### EXERCISE REQUIREMENTS
Only the pictures are to be left out; set down the rest of the records exactly.

┌─ DATA TO USE

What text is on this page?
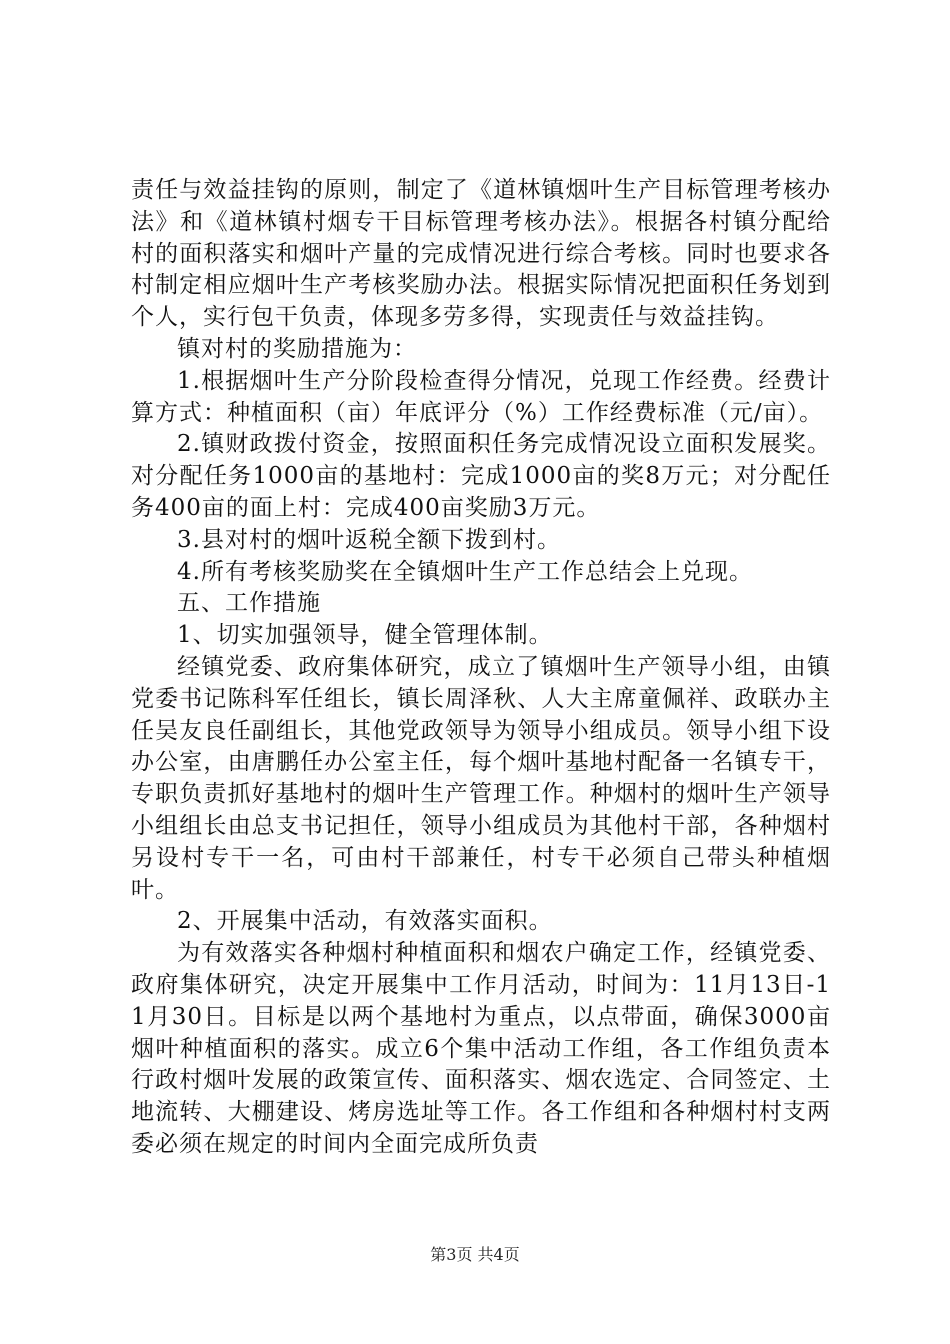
责任与效益挂钩的原则，制定了《道林镇烟叶生产目标管理考核办法》和《道林镇村烟专干目标管理考核办法》。根据各村镇分配给村的面积落实和烟叶产量的完成情况进行综合考核。同时也要求各村制定相应烟叶生产考核奖励办法。根据实际情况把面积任务划到个人，实行包干负责，体现多劳多得，实现责任与效益挂钩。

镇对村的奖励措施为：

1.根据烟叶生产分阶段检查得分情况，兑现工作经费。经费计算方式：种植面积（亩）年底评分（%）工作经费标准（元/亩）。

2.镇财政拨付资金，按照面积任务完成情况设立面积发展奖。对分配任务1000亩的基地村：完成1000亩的奖8万元；对分配任务400亩的面上村：完成400亩奖励3万元。

3.县对村的烟叶返税全额下拨到村。

4.所有考核奖励奖在全镇烟叶生产工作总结会上兑现。

五、工作措施

1、切实加强领导，健全管理体制。

经镇党委、政府集体研究，成立了镇烟叶生产领导小组，由镇党委书记陈科军任组长，镇长周泽秋、人大主席童佩祥、政联办主任吴友良任副组长，其他党政领导为领导小组成员。领导小组下设办公室，由唐鹏任办公室主任，每个烟叶基地村配备一名镇专干，专职负责抓好基地村的烟叶生产管理工作。种烟村的烟叶生产领导小组组长由总支书记担任，领导小组成员为其他村干部，各种烟村另设村专干一名，可由村干部兼任，村专干必须自己带头种植烟叶。

2、开展集中活动，有效落实面积。

为有效落实各种烟村种植面积和烟农户确定工作，经镇党委、政府集体研究，决定开展集中工作月活动，时间为：11月13日-11月30日。目标是以两个基地村为重点，以点带面，确保3000亩烟叶种植面积的落实。成立6个集中活动工作组，各工作组负责本行政村烟叶发展的政策宣传、面积落实、烟农选定、合同签定、土地流转、大棚建设、烤房选址等工作。各工作组和各种烟村村支两委必须在规定的时间内全面完成所负责

第3页 共4页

└─

### WRITTEN ANSWER
What text is on this page?
责任与效益挂钩的原则，制定了《道林镇烟叶生产目标管理考核办法》和《道林镇村烟专干目标管理考核办法》。根据各村镇分配给村的面积落实和烟叶产量的完成情况进行综合考核。同时也要求各村制定相应烟叶生产考核奖励办法。根据实际情况把面积任务划到个人，实行包干负责，体现多劳多得，实现责任与效益挂钩。

镇对村的奖励措施为：

1.根据烟叶生产分阶段检查得分情况，兑现工作经费。经费计算方式：种植面积（亩）年底评分（%）工作经费标准（元/亩）。

2.镇财政拨付资金，按照面积任务完成情况设立面积发展奖。对分配任务1000亩的基地村：完成1000亩的奖8万元；对分配任务400亩的面上村：完成400亩奖励3万元。

3.县对村的烟叶返税全额下拨到村。

4.所有考核奖励奖在全镇烟叶生产工作总结会上兑现。

五、工作措施

1、切实加强领导，健全管理体制。

经镇党委、政府集体研究，成立了镇烟叶生产领导小组，由镇党委书记陈科军任组长，镇长周泽秋、人大主席童佩祥、政联办主任吴友良任副组长，其他党政领导为领导小组成员。领导小组下设办公室，由唐鹏任办公室主任，每个烟叶基地村配备一名镇专干，专职负责抓好基地村的烟叶生产管理工作。种烟村的烟叶生产领导小组组长由总支书记担任，领导小组成员为其他村干部，各种烟村另设村专干一名，可由村干部兼任，村专干必须自己带头种植烟叶。

2、开展集中活动，有效落实面积。

为有效落实各种烟村种植面积和烟农户确定工作，经镇党委、政府集体研究，决定开展集中工作月活动，时间为：11月13日-11月30日。目标是以两个基地村为重点，以点带面，确保3000亩烟叶种植面积的落实。成立6个集中活动工作组，各工作组负责本行政村烟叶发展的政策宣传、面积落实、烟农选定、合同签定、土地流转、大棚建设、烤房选址等工作。各工作组和各种烟村村支两委必须在规定的时间内全面完成所负责

第3页 共4页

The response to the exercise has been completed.